[START EXERCISE MATERIALS]

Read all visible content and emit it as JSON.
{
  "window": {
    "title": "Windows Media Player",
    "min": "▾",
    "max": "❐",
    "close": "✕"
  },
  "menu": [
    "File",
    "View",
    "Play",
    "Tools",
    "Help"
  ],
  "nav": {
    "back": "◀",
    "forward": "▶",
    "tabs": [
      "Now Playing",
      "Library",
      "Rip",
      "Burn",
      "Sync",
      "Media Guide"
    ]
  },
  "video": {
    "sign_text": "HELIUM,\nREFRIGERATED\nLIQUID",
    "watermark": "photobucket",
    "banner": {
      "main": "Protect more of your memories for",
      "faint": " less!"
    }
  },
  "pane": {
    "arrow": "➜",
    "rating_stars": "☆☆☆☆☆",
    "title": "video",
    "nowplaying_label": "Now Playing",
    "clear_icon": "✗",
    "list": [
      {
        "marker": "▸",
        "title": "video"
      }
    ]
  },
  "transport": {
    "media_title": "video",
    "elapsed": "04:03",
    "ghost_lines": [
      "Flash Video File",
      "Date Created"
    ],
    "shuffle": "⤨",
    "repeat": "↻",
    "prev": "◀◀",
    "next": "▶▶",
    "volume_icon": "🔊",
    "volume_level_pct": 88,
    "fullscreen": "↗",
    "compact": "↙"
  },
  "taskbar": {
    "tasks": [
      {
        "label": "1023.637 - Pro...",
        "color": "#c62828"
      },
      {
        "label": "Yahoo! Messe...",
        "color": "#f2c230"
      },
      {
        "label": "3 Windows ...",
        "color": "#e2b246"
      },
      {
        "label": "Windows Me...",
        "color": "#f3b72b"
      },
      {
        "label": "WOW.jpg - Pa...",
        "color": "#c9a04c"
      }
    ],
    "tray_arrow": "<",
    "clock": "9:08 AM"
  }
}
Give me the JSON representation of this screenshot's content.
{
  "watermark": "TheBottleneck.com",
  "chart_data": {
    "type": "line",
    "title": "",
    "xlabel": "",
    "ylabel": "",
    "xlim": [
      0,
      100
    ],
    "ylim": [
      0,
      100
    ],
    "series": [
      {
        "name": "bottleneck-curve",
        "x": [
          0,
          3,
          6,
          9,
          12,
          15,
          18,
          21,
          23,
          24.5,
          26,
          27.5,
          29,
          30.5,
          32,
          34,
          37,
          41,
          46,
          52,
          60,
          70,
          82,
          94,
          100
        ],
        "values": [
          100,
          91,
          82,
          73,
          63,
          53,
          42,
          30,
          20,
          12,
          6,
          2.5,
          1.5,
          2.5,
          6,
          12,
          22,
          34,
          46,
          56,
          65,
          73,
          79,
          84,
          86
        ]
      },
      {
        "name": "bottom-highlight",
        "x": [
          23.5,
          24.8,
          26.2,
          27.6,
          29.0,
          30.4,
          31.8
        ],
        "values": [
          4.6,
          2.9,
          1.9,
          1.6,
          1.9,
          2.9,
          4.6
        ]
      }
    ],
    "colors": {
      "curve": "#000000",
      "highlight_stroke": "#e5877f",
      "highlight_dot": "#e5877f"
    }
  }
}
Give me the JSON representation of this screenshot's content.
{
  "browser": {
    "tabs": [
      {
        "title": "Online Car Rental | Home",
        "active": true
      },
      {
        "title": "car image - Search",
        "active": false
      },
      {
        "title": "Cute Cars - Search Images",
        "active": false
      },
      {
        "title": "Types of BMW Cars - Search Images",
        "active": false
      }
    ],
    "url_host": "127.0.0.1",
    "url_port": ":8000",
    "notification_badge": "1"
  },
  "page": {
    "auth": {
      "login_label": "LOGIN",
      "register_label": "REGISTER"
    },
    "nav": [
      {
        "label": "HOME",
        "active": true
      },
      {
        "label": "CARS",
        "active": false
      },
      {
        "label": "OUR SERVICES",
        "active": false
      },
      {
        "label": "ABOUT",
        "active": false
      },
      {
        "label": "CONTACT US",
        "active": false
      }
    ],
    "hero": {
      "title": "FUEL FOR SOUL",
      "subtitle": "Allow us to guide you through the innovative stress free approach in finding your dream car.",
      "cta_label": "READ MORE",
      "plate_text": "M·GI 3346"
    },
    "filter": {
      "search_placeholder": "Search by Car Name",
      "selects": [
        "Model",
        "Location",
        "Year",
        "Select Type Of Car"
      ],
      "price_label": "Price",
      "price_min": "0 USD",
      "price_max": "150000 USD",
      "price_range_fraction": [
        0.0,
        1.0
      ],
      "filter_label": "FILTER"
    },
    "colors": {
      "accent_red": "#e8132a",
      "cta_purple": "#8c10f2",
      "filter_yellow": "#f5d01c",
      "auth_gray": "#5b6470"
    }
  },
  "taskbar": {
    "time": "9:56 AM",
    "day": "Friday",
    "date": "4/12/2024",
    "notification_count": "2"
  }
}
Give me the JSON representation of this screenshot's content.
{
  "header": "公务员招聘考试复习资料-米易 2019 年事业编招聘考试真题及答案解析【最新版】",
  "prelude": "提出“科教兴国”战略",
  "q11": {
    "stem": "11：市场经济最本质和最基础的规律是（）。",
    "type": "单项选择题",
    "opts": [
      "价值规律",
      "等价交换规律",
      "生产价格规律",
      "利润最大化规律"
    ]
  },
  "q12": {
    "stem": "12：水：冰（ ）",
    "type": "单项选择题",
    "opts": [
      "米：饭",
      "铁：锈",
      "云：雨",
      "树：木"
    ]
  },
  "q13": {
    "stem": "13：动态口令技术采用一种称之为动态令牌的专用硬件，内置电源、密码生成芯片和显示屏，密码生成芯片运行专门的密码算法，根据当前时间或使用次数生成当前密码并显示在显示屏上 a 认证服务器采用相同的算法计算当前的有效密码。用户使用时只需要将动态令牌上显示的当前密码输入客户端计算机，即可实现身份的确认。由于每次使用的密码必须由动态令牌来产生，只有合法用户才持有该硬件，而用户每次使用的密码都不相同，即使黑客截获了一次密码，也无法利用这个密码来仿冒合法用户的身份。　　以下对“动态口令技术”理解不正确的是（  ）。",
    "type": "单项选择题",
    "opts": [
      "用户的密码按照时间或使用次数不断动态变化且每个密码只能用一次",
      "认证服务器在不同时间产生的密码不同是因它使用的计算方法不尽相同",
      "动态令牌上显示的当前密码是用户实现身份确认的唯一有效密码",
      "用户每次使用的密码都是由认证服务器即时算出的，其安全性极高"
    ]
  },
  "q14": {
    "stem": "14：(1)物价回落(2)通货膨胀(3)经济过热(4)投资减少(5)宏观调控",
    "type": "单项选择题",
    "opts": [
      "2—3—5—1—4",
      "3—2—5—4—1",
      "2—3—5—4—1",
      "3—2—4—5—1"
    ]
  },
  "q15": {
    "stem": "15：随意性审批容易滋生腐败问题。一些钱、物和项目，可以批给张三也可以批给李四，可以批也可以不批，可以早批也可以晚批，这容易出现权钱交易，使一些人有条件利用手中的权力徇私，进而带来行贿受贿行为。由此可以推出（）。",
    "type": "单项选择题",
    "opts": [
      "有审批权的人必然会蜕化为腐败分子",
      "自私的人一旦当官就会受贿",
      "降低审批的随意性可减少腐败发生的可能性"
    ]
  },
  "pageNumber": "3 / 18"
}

[END EXERCISE MATERIALS]

> _WRITTEN PROBLEM_: Repeat the data in its entirety, character for character.

> _RESPONSE TO THE EXERCISE_:
Read all visible content and emit it as JSON.
{
  "window": {
    "title": "Windows Media Player",
    "min": "▾",
    "max": "❐",
    "close": "✕"
  },
  "menu": [
    "File",
    "View",
    "Play",
    "Tools",
    "Help"
  ],
  "nav": {
    "back": "◀",
    "forward": "▶",
    "tabs": [
      "Now Playing",
      "Library",
      "Rip",
      "Burn",
      "Sync",
      "Media Guide"
    ]
  },
  "video": {
    "sign_text": "HELIUM,\nREFRIGERATED\nLIQUID",
    "watermark": "photobucket",
    "banner": {
      "main": "Protect more of your memories for",
      "faint": " less!"
    }
  },
  "pane": {
    "arrow": "➜",
    "rating_stars": "☆☆☆☆☆",
    "title": "video",
    "nowplaying_label": "Now Playing",
    "clear_icon": "✗",
    "list": [
      {
        "marker": "▸",
        "title": "video"
      }
    ]
  },
  "transport": {
    "media_title": "video",
    "elapsed": "04:03",
    "ghost_lines": [
      "Flash Video File",
      "Date Created"
    ],
    "shuffle": "⤨",
    "repeat": "↻",
    "prev": "◀◀",
    "next": "▶▶",
    "volume_icon": "🔊",
    "volume_level_pct": 88,
    "fullscreen": "↗",
    "compact": "↙"
  },
  "taskbar": {
    "tasks": [
      {
        "label": "1023.637 - Pro...",
        "color": "#c62828"
      },
      {
        "label": "Yahoo! Messe...",
        "color": "#f2c230"
      },
      {
        "label": "3 Windows ...",
        "color": "#e2b246"
      },
      {
        "label": "Windows Me...",
        "color": "#f3b72b"
      },
      {
        "label": "WOW.jpg - Pa...",
        "color": "#c9a04c"
      }
    ],
    "tray_arrow": "<",
    "clock": "9:08 AM"
  }
}
Give me the JSON representation of this screenshot's content.
{
  "watermark": "TheBottleneck.com",
  "chart_data": {
    "type": "line",
    "title": "",
    "xlabel": "",
    "ylabel": "",
    "xlim": [
      0,
      100
    ],
    "ylim": [
      0,
      100
    ],
    "series": [
      {
        "name": "bottleneck-curve",
        "x": [
          0,
          3,
          6,
          9,
          12,
          15,
          18,
          21,
          23,
          24.5,
          26,
          27.5,
          29,
          30.5,
          32,
          34,
          37,
          41,
          46,
          52,
          60,
          70,
          82,
          94,
          100
        ],
        "values": [
          100,
          91,
          82,
          73,
          63,
          53,
          42,
          30,
          20,
          12,
          6,
          2.5,
          1.5,
          2.5,
          6,
          12,
          22,
          34,
          46,
          56,
          65,
          73,
          79,
          84,
          86
        ]
      },
      {
        "name": "bottom-highlight",
        "x": [
          23.5,
          24.8,
          26.2,
          27.6,
          29.0,
          30.4,
          31.8
        ],
        "values": [
          4.6,
          2.9,
          1.9,
          1.6,
          1.9,
          2.9,
          4.6
        ]
      }
    ],
    "colors": {
      "curve": "#000000",
      "highlight_stroke": "#e5877f",
      "highlight_dot": "#e5877f"
    }
  }
}
Give me the JSON representation of this screenshot's content.
{
  "browser": {
    "tabs": [
      {
        "title": "Online Car Rental | Home",
        "active": true
      },
      {
        "title": "car image - Search",
        "active": false
      },
      {
        "title": "Cute Cars - Search Images",
        "active": false
      },
      {
        "title": "Types of BMW Cars - Search Images",
        "active": false
      }
    ],
    "url_host": "127.0.0.1",
    "url_port": ":8000",
    "notification_badge": "1"
  },
  "page": {
    "auth": {
      "login_label": "LOGIN",
      "register_label": "REGISTER"
    },
    "nav": [
      {
        "label": "HOME",
        "active": true
      },
      {
        "label": "CARS",
        "active": false
      },
      {
        "label": "OUR SERVICES",
        "active": false
      },
      {
        "label": "ABOUT",
        "active": false
      },
      {
        "label": "CONTACT US",
        "active": false
      }
    ],
    "hero": {
      "title": "FUEL FOR SOUL",
      "subtitle": "Allow us to guide you through the innovative stress free approach in finding your dream car.",
      "cta_label": "READ MORE",
      "plate_text": "M·GI 3346"
    },
    "filter": {
      "search_placeholder": "Search by Car Name",
      "selects": [
        "Model",
        "Location",
        "Year",
        "Select Type Of Car"
      ],
      "price_label": "Price",
      "price_min": "0 USD",
      "price_max": "150000 USD",
      "price_range_fraction": [
        0.0,
        1.0
      ],
      "filter_label": "FILTER"
    },
    "colors": {
      "accent_red": "#e8132a",
      "cta_purple": "#8c10f2",
      "filter_yellow": "#f5d01c",
      "auth_gray": "#5b6470"
    }
  },
  "taskbar": {
    "time": "9:56 AM",
    "day": "Friday",
    "date": "4/12/2024",
    "notification_count": "2"
  }
}
Give me the JSON representation of this screenshot's content.
{
  "header": "公务员招聘考试复习资料-米易 2019 年事业编招聘考试真题及答案解析【最新版】",
  "prelude": "提出“科教兴国”战略",
  "q11": {
    "stem": "11：市场经济最本质和最基础的规律是（）。",
    "type": "单项选择题",
    "opts": [
      "价值规律",
      "等价交换规律",
      "生产价格规律",
      "利润最大化规律"
    ]
  },
  "q12": {
    "stem": "12：水：冰（ ）",
    "type": "单项选择题",
    "opts": [
      "米：饭",
      "铁：锈",
      "云：雨",
      "树：木"
    ]
  },
  "q13": {
    "stem": "13：动态口令技术采用一种称之为动态令牌的专用硬件，内置电源、密码生成芯片和显示屏，密码生成芯片运行专门的密码算法，根据当前时间或使用次数生成当前密码并显示在显示屏上 a 认证服务器采用相同的算法计算当前的有效密码。用户使用时只需要将动态令牌上显示的当前密码输入客户端计算机，即可实现身份的确认。由于每次使用的密码必须由动态令牌来产生，只有合法用户才持有该硬件，而用户每次使用的密码都不相同，即使黑客截获了一次密码，也无法利用这个密码来仿冒合法用户的身份。　　以下对“动态口令技术”理解不正确的是（  ）。",
    "type": "单项选择题",
    "opts": [
      "用户的密码按照时间或使用次数不断动态变化且每个密码只能用一次",
      "认证服务器在不同时间产生的密码不同是因它使用的计算方法不尽相同",
      "动态令牌上显示的当前密码是用户实现身份确认的唯一有效密码",
      "用户每次使用的密码都是由认证服务器即时算出的，其安全性极高"
    ]
  },
  "q14": {
    "stem": "14：(1)物价回落(2)通货膨胀(3)经济过热(4)投资减少(5)宏观调控",
    "type": "单项选择题",
    "opts": [
      "2—3—5—1—4",
      "3—2—5—4—1",
      "2—3—5—4—1",
      "3—2—4—5—1"
    ]
  },
  "q15": {
    "stem": "15：随意性审批容易滋生腐败问题。一些钱、物和项目，可以批给张三也可以批给李四，可以批也可以不批，可以早批也可以晚批，这容易出现权钱交易，使一些人有条件利用手中的权力徇私，进而带来行贿受贿行为。由此可以推出（）。",
    "type": "单项选择题",
    "opts": [
      "有审批权的人必然会蜕化为腐败分子",
      "自私的人一旦当官就会受贿",
      "降低审批的随意性可减少腐败发生的可能性"
    ]
  },
  "pageNumber": "3 / 18"
}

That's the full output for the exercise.